EXERCISE REQUIREMENTS:
Exclude the pictures and return every line exactly as written.

SUPPLIED MATERIAL:
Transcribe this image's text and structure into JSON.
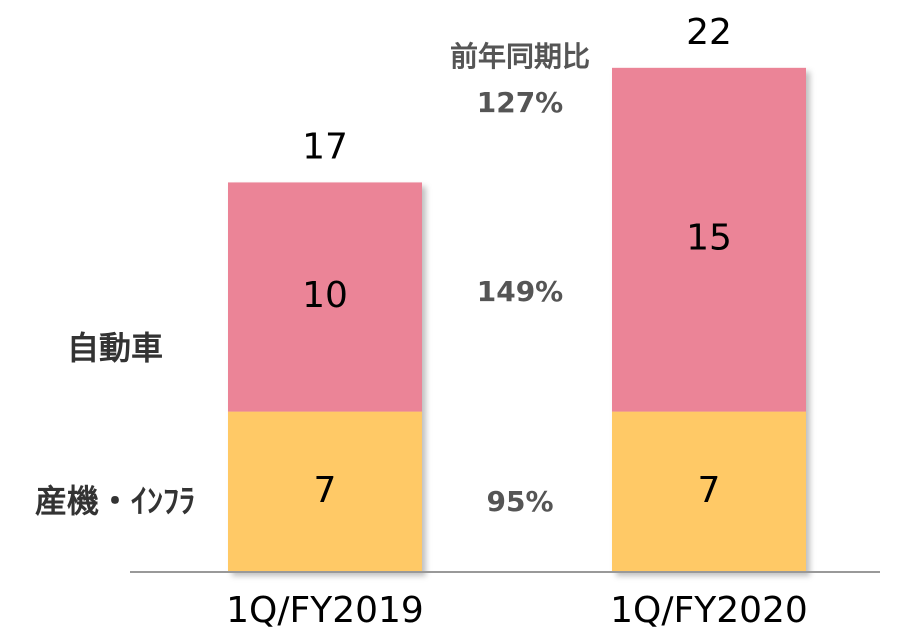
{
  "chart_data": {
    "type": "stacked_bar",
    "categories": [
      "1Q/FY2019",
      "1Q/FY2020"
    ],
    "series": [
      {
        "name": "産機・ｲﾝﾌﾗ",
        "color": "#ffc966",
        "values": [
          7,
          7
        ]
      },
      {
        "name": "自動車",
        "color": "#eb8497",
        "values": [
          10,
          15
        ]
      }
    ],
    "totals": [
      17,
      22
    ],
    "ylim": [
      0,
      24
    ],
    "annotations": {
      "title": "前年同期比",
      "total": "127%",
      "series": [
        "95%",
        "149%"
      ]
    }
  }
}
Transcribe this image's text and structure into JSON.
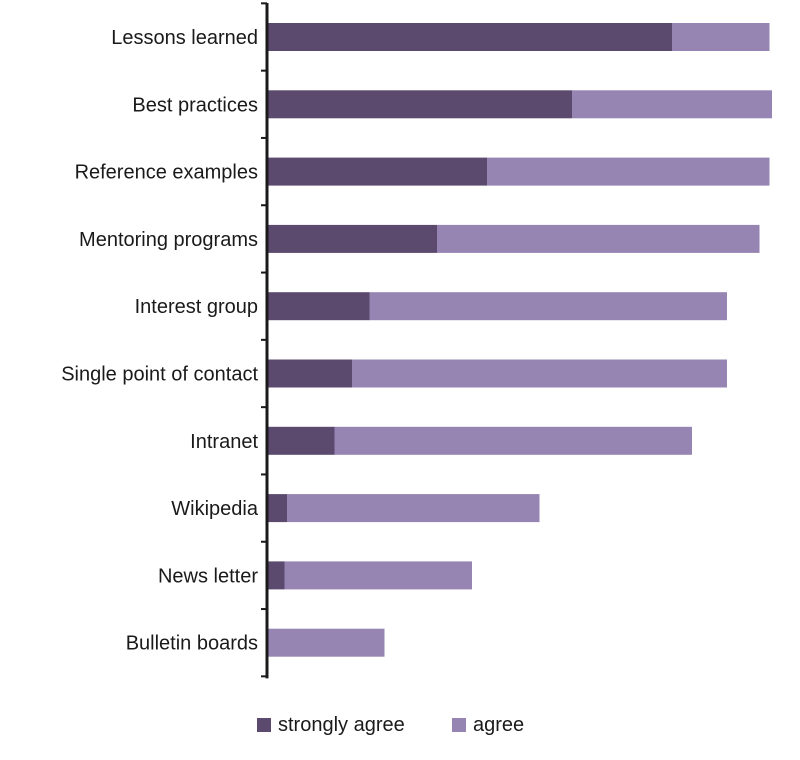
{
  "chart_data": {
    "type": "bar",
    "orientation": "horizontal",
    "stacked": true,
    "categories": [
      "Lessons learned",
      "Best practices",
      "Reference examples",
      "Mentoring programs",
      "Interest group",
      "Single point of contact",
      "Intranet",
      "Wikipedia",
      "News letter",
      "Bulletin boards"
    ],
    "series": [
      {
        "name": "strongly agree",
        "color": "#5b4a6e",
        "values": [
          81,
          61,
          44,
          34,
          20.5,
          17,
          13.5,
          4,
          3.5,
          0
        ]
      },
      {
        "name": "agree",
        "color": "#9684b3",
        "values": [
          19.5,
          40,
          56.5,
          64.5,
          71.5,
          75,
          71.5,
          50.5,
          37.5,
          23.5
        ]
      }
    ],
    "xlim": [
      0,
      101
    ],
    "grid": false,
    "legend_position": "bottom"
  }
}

RESULT OF THE TASK:
Transcribe this image's text and structure into JSON.
{
  "chart_data": {
    "type": "stacked_bar",
    "categories": [
      "1Q/FY2019",
      "1Q/FY2020"
    ],
    "series": [
      {
        "name": "産機・ｲﾝﾌﾗ",
        "color": "#ffc966",
        "values": [
          7,
          7
        ]
      },
      {
        "name": "自動車",
        "color": "#eb8497",
        "values": [
          10,
          15
        ]
      }
    ],
    "totals": [
      17,
      22
    ],
    "ylim": [
      0,
      24
    ],
    "annotations": {
      "title": "前年同期比",
      "total": "127%",
      "series": [
        "95%",
        "149%"
      ]
    }
  }
}
Transcribe this image's text and structure into JSON.
{
  "chart_data": {
    "type": "bar",
    "orientation": "horizontal",
    "stacked": true,
    "categories": [
      "Lessons learned",
      "Best practices",
      "Reference examples",
      "Mentoring programs",
      "Interest group",
      "Single point of contact",
      "Intranet",
      "Wikipedia",
      "News letter",
      "Bulletin boards"
    ],
    "series": [
      {
        "name": "strongly agree",
        "color": "#5b4a6e",
        "values": [
          81,
          61,
          44,
          34,
          20.5,
          17,
          13.5,
          4,
          3.5,
          0
        ]
      },
      {
        "name": "agree",
        "color": "#9684b3",
        "values": [
          19.5,
          40,
          56.5,
          64.5,
          71.5,
          75,
          71.5,
          50.5,
          37.5,
          23.5
        ]
      }
    ],
    "xlim": [
      0,
      101
    ],
    "grid": false,
    "legend_position": "bottom"
  }
}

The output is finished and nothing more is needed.